▶ **ACTIVITY A**: According to the essay on happiness, why isn't working for yourself always wonderful? Answer in one to three sentences.
▶ **ACTIVITY B**: Where does the opening paragraph of the essay on happiness say people encounter talk about what makes people happy? List every place it names.

▶ **SUPPLIED PASSAGE**:

────────────────────────────────────────

There’s so much talk these days about what makes people happy.  Its on the news, in advertisements, at work, in self-help books, and all over the Internet.  It has to do with daily activities, work, relationships, money, what we do with our days, the list is endless.  We are constantly bombarded with messages that tell us that we too can be happy.  if only we have this, do that, or live our life in a certain way.

It takes a lot of different types of people to make the world the place it is.  We all have our roles to play.  Because of the people I know, the time I spend on-line, and because I have a blog, I am constantly hearing how I can make my blog friendlier for search engines, how I can grow my blog, sell things on my blog, all in order to make a lot of money.  

For the sake of full disclosure, I sometimes get a commission for some of the things I refer, but that is not the reason I suggest certain things.  I refer things that I like, admire, respect, and think will be helpful to people.  If I earn something from it that is a bonus for me.  I write my blog because that is what I feel drawn to do.  Some ‘bloggers’ tell me I need to make more money off of my blog to make it ‘worth it’.  I can say that the feedback I get from my blog makes it worth it, and it makes me happy.  But, I’ve had people tell me that I could be happier if I just did it their way.  Thing is, I am truly happy now. 

I hear all the time that self-employment is the way to go.  We hear “be your own boss” all the time.  We are told if you have to answer to someone else, whether it be in an office, or on a construction site, you cannot possibly be happy.  Work for yourself and you will never have to deal with a boss who’s a jerk again! 

This isn’t always the case though.  A lot of people I know are really happy to be working for someone else.  They go to work, they come home, they enjoy their life.  A lot of them even have nice bosses and positive work environments.  Some make really good money, some make average money, some make very little money, but if they (you) are happy, what difference does it make. 

Working for yourself isn’t always the end-all-be-all of wonderful things.  There have been many times over the past 6 years since I quit my day job where I wasn’t sure if I had enough money to make the mortgage, never mind feed my family.  For a lot of people, this type of stress would make them very unhappy.

I know a handful of wonderful women that are stay-at-home moms.  When I was in my 20’s and was working my way up the corporate ladder I truly did not understand women like that.  Didn’t they have any goals?  Didn’t they want to be successful?  They seemed happy, but how could they truly be if they weren’t working, making an impact in the world.  Of course I know better now that I am a mom too.  I work at home and I know just how precious the time with my son is.  I wouldn’t trade it for anything.  Now, rather than wonder about women like that, I admire them.  It takes a special type of person to be able to truly embrace being a parent.

I lived alone for most of my adult life until I met my husband.  I was 38 before I truly allowed someone into my life and into my living space.  I was (usually), very happily single.  Some people couldn’t understand how I could possibly be happy on my own.  Well, I’d had a few disastrous relationships and I truly was happy on my own.  I made plenty of money to support myself, I had a lot of friends, lots to do, a great job, a pretty good life. 

Now I am happily living with and sharing my life with someone that I respect and adore (as he does me).  Now I have people asking me how I can possibly be this happy when I have to share the life, and moods, and habits of someone else.  I have some women acquaintances that are constantly complaining about their husbands (or boyfriends) and they just don’t understand how I could be happy.

────────────────────────────────────────

▶ **SUPPLIED MATERIAL**:
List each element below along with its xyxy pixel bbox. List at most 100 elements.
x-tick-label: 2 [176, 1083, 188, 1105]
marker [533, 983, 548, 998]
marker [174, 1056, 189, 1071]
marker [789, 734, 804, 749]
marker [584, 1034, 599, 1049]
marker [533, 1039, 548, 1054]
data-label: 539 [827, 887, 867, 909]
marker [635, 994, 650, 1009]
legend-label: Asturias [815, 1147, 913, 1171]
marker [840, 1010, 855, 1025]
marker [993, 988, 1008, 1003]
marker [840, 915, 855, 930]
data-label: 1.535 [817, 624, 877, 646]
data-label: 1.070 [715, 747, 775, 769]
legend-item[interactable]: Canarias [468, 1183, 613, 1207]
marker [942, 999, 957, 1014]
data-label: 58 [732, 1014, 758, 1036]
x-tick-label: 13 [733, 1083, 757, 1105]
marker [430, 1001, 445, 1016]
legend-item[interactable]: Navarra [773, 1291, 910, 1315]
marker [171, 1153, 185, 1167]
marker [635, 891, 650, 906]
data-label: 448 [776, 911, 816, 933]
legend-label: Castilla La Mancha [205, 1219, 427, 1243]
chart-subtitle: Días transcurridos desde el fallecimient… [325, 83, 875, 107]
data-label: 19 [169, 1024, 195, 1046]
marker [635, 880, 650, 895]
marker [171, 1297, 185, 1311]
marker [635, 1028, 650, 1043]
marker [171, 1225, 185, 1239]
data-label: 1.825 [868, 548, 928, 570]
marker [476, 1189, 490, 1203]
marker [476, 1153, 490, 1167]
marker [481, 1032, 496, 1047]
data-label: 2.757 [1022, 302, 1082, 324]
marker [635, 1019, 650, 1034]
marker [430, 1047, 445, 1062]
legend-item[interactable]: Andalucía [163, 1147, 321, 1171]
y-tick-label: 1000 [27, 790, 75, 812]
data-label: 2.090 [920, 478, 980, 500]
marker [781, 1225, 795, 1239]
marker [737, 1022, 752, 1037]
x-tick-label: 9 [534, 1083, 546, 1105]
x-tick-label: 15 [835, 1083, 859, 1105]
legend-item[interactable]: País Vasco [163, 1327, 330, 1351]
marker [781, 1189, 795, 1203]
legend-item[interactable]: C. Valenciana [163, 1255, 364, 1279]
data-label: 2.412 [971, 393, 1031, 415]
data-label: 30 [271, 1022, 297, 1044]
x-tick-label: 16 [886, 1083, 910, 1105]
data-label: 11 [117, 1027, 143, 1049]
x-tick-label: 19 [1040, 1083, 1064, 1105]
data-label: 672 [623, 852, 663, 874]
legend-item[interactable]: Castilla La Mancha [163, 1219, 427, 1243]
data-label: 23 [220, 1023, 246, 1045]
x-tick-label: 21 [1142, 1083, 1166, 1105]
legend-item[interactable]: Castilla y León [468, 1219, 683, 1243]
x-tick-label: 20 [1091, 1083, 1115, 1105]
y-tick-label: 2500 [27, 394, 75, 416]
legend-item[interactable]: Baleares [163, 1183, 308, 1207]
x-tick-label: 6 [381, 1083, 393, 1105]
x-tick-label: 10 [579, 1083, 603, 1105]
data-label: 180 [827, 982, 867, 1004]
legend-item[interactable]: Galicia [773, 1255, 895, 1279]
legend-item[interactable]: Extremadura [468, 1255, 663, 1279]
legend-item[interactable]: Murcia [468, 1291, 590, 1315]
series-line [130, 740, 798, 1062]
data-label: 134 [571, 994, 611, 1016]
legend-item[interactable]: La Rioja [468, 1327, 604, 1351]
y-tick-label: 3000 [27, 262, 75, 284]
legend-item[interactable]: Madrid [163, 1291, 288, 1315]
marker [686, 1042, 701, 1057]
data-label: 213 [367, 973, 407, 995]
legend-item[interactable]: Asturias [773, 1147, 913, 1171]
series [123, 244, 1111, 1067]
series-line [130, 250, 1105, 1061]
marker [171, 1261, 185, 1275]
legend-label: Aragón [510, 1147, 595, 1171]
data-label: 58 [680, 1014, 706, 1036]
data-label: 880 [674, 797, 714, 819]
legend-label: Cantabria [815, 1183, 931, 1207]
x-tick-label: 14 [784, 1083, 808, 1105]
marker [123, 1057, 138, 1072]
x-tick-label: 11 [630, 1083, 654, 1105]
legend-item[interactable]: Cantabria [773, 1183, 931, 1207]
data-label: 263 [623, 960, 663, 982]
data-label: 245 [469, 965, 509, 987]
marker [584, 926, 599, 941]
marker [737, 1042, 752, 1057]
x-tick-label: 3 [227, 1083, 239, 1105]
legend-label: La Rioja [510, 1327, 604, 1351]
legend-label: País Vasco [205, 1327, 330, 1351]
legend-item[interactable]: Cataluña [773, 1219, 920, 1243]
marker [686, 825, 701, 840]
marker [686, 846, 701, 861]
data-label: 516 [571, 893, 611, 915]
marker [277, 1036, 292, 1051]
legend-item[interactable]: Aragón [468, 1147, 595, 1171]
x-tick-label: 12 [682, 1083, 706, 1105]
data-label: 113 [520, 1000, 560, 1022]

────────────────────────────────────────

▶ **SOLUTION A**: Many times in the six years since quitting a day job, the writer wasn't sure there was enough money for the mortgage, let alone to feed the family. For a lot of people, the writer says, that kind of stress would cause great unhappiness.

▶ **SOLUTION B**:
- On the news
- In advertisements
- At work
- In self-help books
- All over the Internet